REQUEST -> Type out the complete listing below word for word, without its pictures.

SOURCE DATA ->
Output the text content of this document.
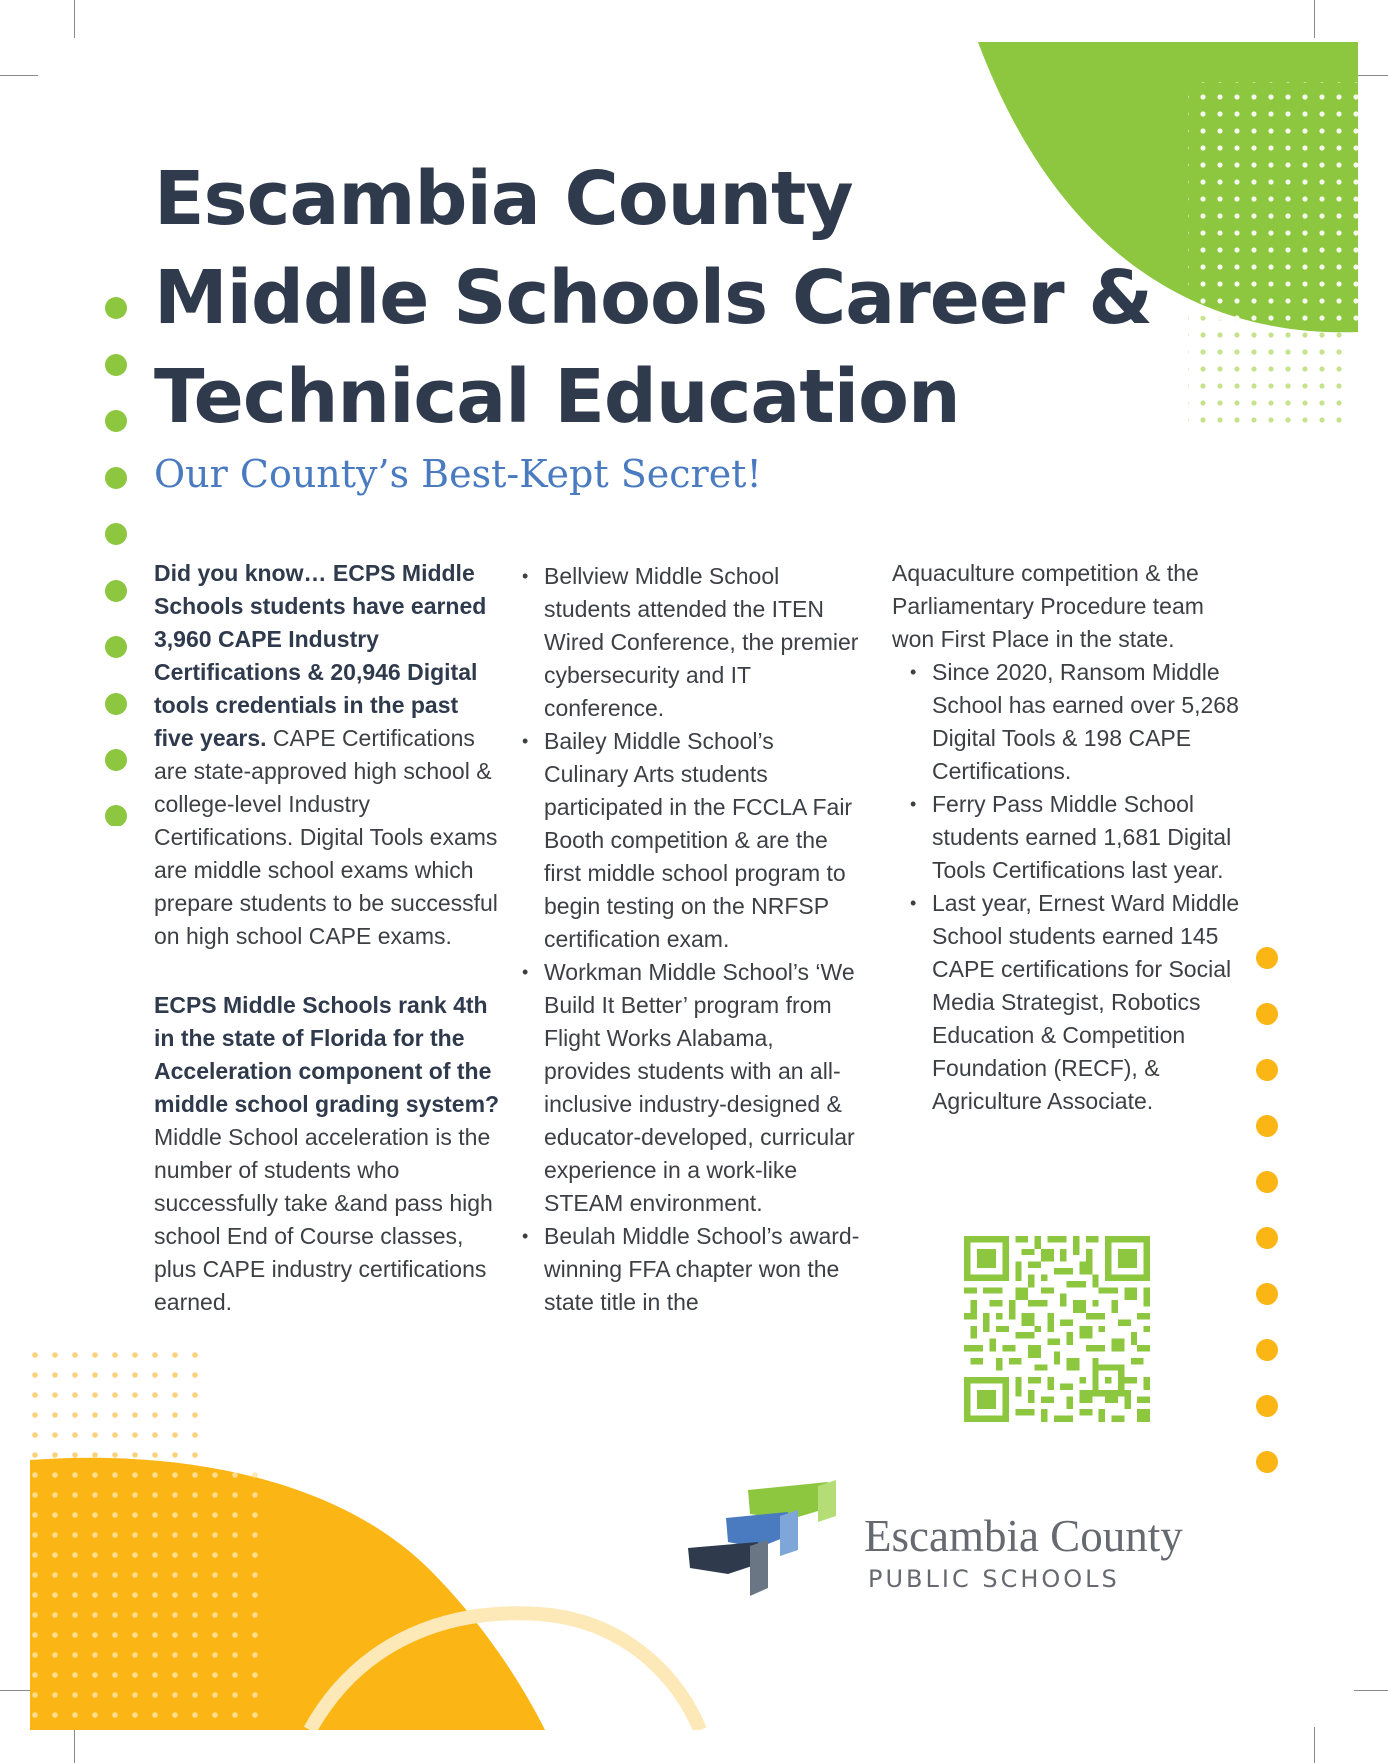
Escambia County
Middle Schools Career &
Technical Education
Our County’s Best-Kept Secret!

Did you know… ECPS Middle Schools students have earned 3,960 CAPE Industry Certifications & 20,946 Digital tools credentials in the past five years. CAPE Certifications are state-approved high school & college-level Industry Certifications. Digital Tools exams are middle school exams which prepare students to be successful on high school CAPE exams.

ECPS Middle Schools rank 4th in the state of Florida for the Acceleration component of the middle school grading system? Middle School acceleration is the number of students who successfully take &and pass high school End of Course classes, plus CAPE industry certifications earned.

• Bellview Middle School students attended the ITEN Wired Conference, the premier cybersecurity and IT conference.
• Bailey Middle School’s Culinary Arts students participated in the FCCLA Fair Booth competition & are the first middle school program to begin testing on the NRFSP certification exam.
• Workman Middle School’s ‘We Build It Better’ program from Flight Works Alabama, provides students with an all-inclusive industry-designed & educator-developed, curricular experience in a work-like STEAM environment.
• Beulah Middle School’s award-winning FFA chapter won the state title in the

Aquaculture competition & the Parliamentary Procedure team won First Place in the state.

• Since 2020, Ransom Middle School has earned over 5,268 Digital Tools & 198 CAPE Certifications.
• Ferry Pass Middle School students earned 1,681 Digital Tools Certifications last year.
• Last year, Ernest Ward Middle School students earned 145 CAPE certifications for Social Media Strategist, Robotics Education & Competition Foundation (RECF), & Agriculture Associate.
Escambia County
PUBLIC SCHOOLS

EXERCISE SOLUTION ->
Output the text content of this document.
Escambia County
Middle Schools Career &
Technical Education
Our County’s Best-Kept Secret!

Did you know… ECPS Middle Schools students have earned 3,960 CAPE Industry Certifications & 20,946 Digital tools credentials in the past five years. CAPE Certifications are state-approved high school & college-level Industry Certifications. Digital Tools exams are middle school exams which prepare students to be successful on high school CAPE exams.

ECPS Middle Schools rank 4th in the state of Florida for the Acceleration component of the middle school grading system? Middle School acceleration is the number of students who successfully take &and pass high school End of Course classes, plus CAPE industry certifications earned.

• Bellview Middle School students attended the ITEN Wired Conference, the premier cybersecurity and IT conference.
• Bailey Middle School’s Culinary Arts students participated in the FCCLA Fair Booth competition & are the first middle school program to begin testing on the NRFSP certification exam.
• Workman Middle School’s ‘We Build It Better’ program from Flight Works Alabama, provides students with an all-inclusive industry-designed & educator-developed, curricular experience in a work-like STEAM environment.
• Beulah Middle School’s award-winning FFA chapter won the state title in the

Aquaculture competition & the Parliamentary Procedure team won First Place in the state.

• Since 2020, Ransom Middle School has earned over 5,268 Digital Tools & 198 CAPE Certifications.
• Ferry Pass Middle School students earned 1,681 Digital Tools Certifications last year.
• Last year, Ernest Ward Middle School students earned 145 CAPE certifications for Social Media Strategist, Robotics Education & Competition Foundation (RECF), & Agriculture Associate.
Escambia County
PUBLIC SCHOOLS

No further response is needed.